**WHAT TO DO:** Identify the lines that contain the string "社員を知る" and copy all of them.

===== RECORD SET =====

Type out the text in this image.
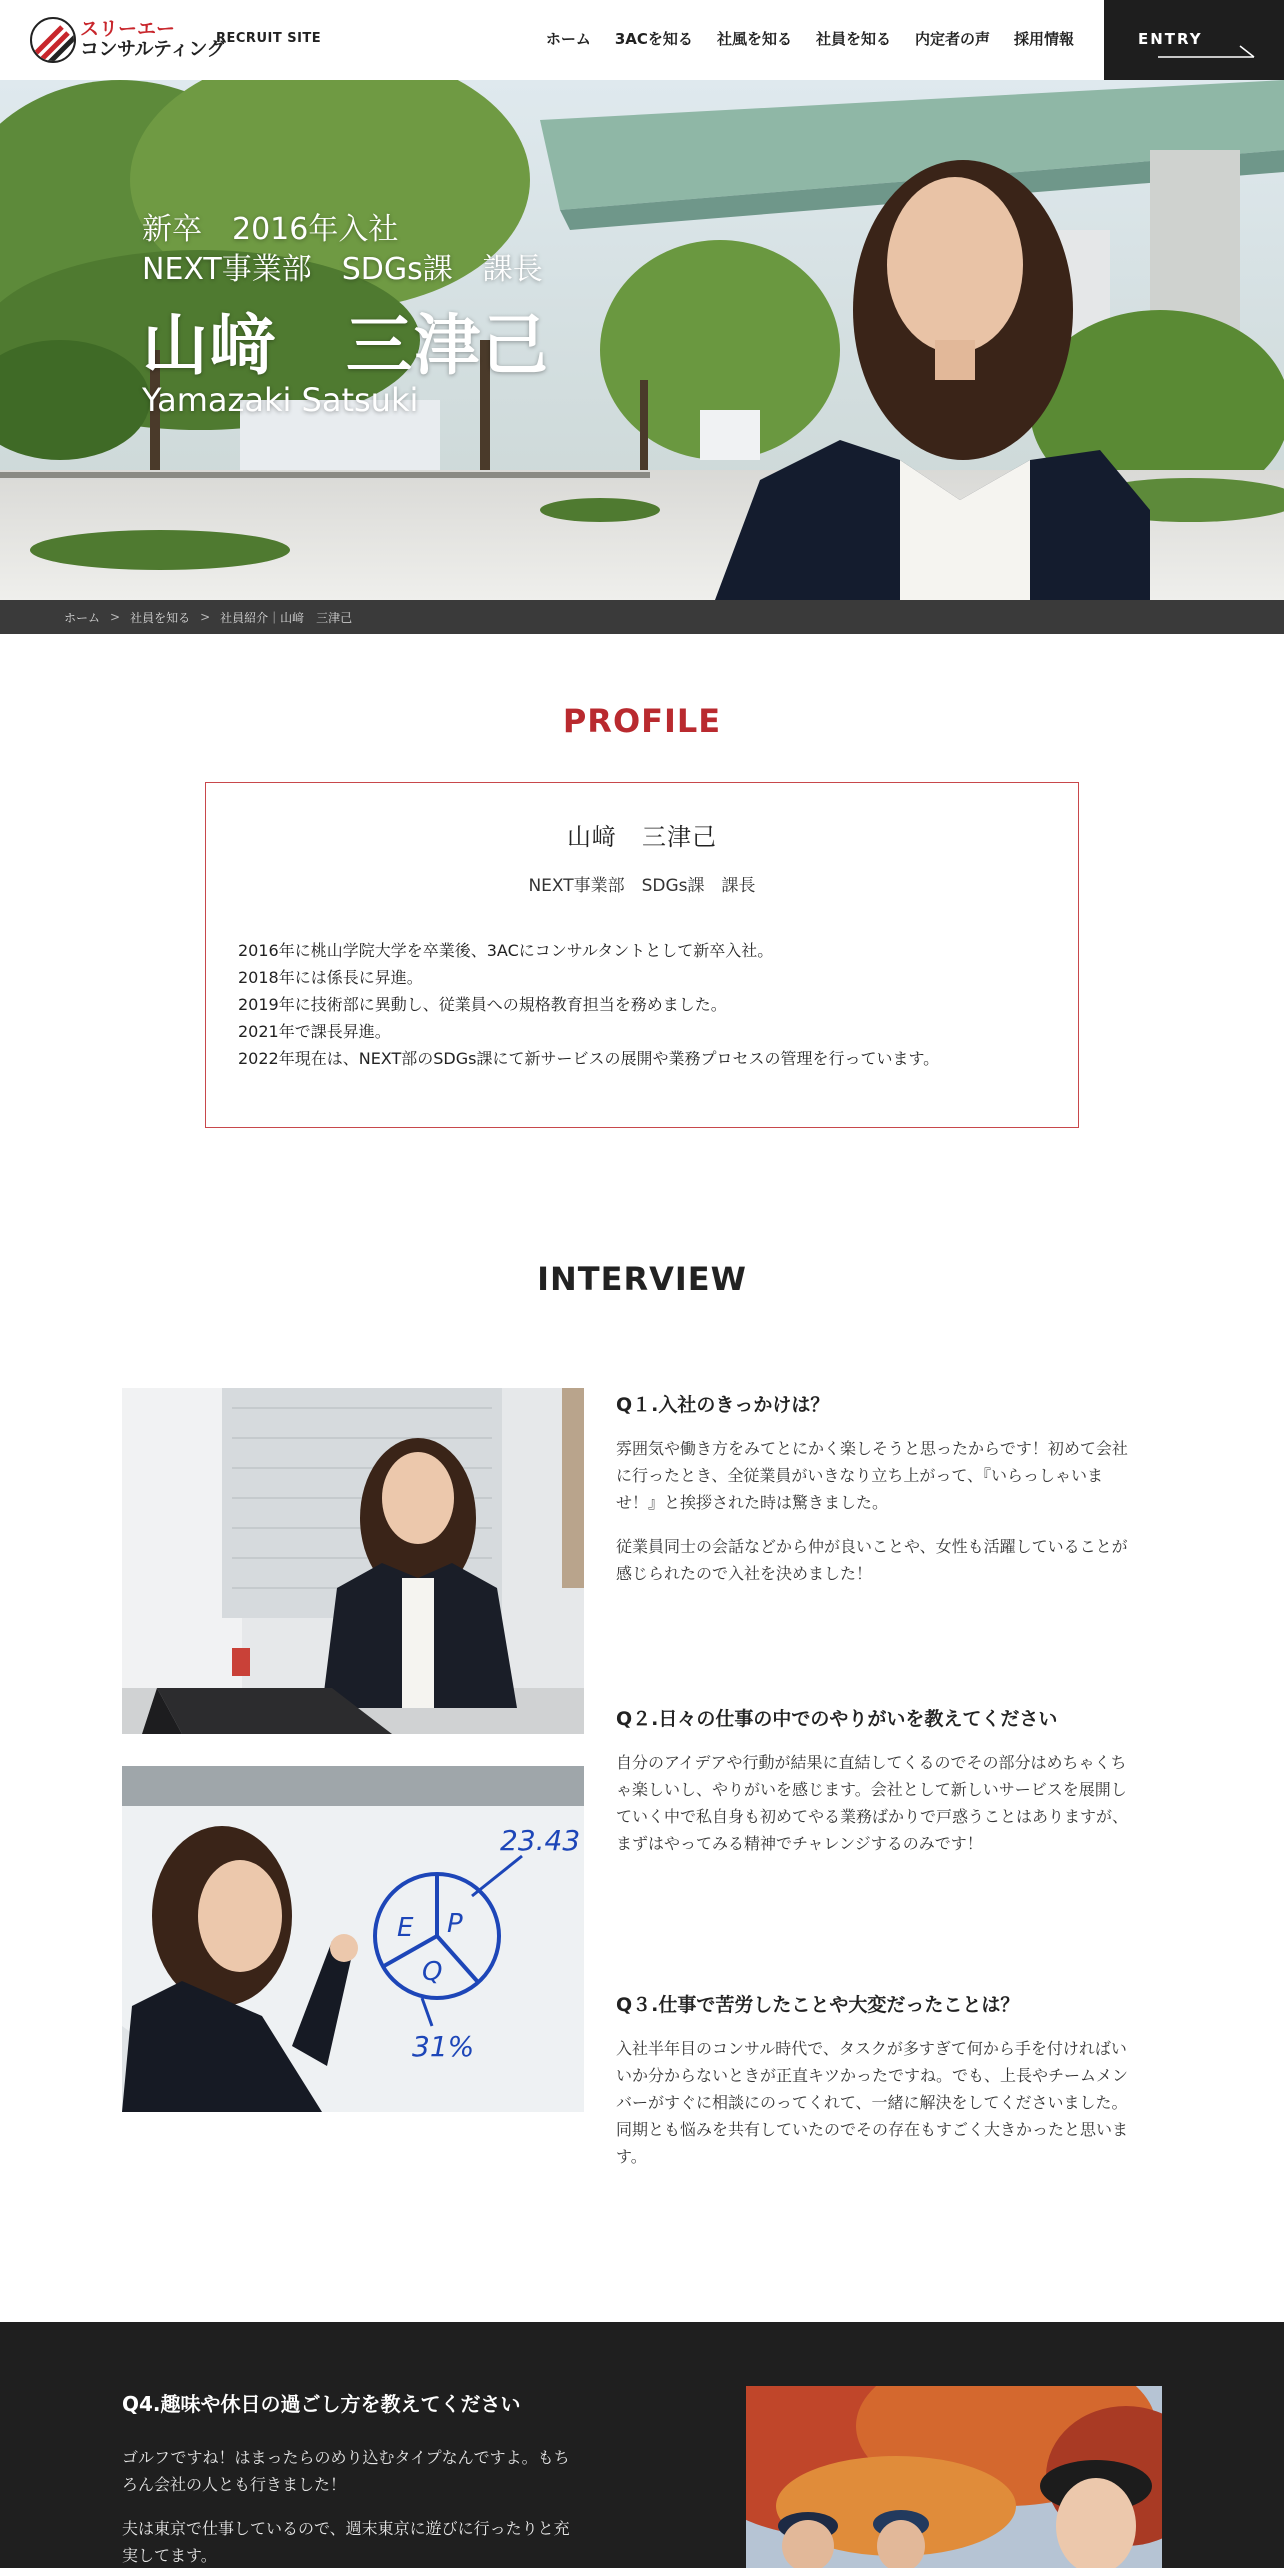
スリーエー
コンサルティング
RECRUIT SITE	ホーム 3ACを知る 社風を知る 社員を知る 内定者の声 採用情報	ENTRY
新卒　2016年入社
NEXT事業部　SDGs課　課長
山﨑　三津己
Yamazaki Satsuki
ホーム > 社員を知る > 社員紹介｜山﨑　三津己
PROFILE
山﨑　三津己
NEXT事業部　SDGs課　課長
2016年に桃山学院大学を卒業後、3ACにコンサルタントとして新卒入社。
2018年には係長に昇進。
2019年に技術部に異動し、従業員への規格教育担当を務めました。
2021年で課長昇進。
2022年現在は、NEXT部のSDGs課にて新サービスの展開や業務プロセスの管理を行っています。
INTERVIEW
E P
Q
23.43
31%
Q１.入社のきっかけは？

雰囲気や働き方をみてとにかく楽しそうと思ったからです！初めて会社に行ったとき、全従業員がいきなり立ち上がって、『いらっしゃいませ！』と挨拶された時は驚きました。

従業員同士の会話などから仲が良いことや、女性も活躍していることが感じられたので入社を決めました！

Q２.日々の仕事の中でのやりがいを教えてください

自分のアイデアや行動が結果に直結してくるのでその部分はめちゃくちゃ楽しいし、やりがいを感じます。会社として新しいサービスを展開していく中で私自身も初めてやる業務ばかりで戸惑うことはありますが、まずはやってみる精神でチャレンジするのみです！

Q３.仕事で苦労したことや大変だったことは？

入社半年目のコンサル時代で、タスクが多すぎて何から手を付ければいいか分からないときが正直キツかったですね。でも、上長やチームメンバーがすぐに相談にのってくれて、一緒に解決をしてくださいました。 同期とも悩みを共有していたのでその存在もすごく大きかったと思います。

Q4.趣味や休日の過ごし方を教えてください

ゴルフですね！はまったらのめり込むタイプなんですよ。もちろん会社の人とも行きました！

夫は東京で仕事しているので、週末東京に遊びに行ったりと充実してます。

=====

**RESULT OF THE TASK:**
RECRUIT SITE	ホーム 3ACを知る 社風を知る 社員を知る 内定者の声 採用情報	ENTRY
ホーム > 社員を知る > 社員紹介｜山﨑　三津己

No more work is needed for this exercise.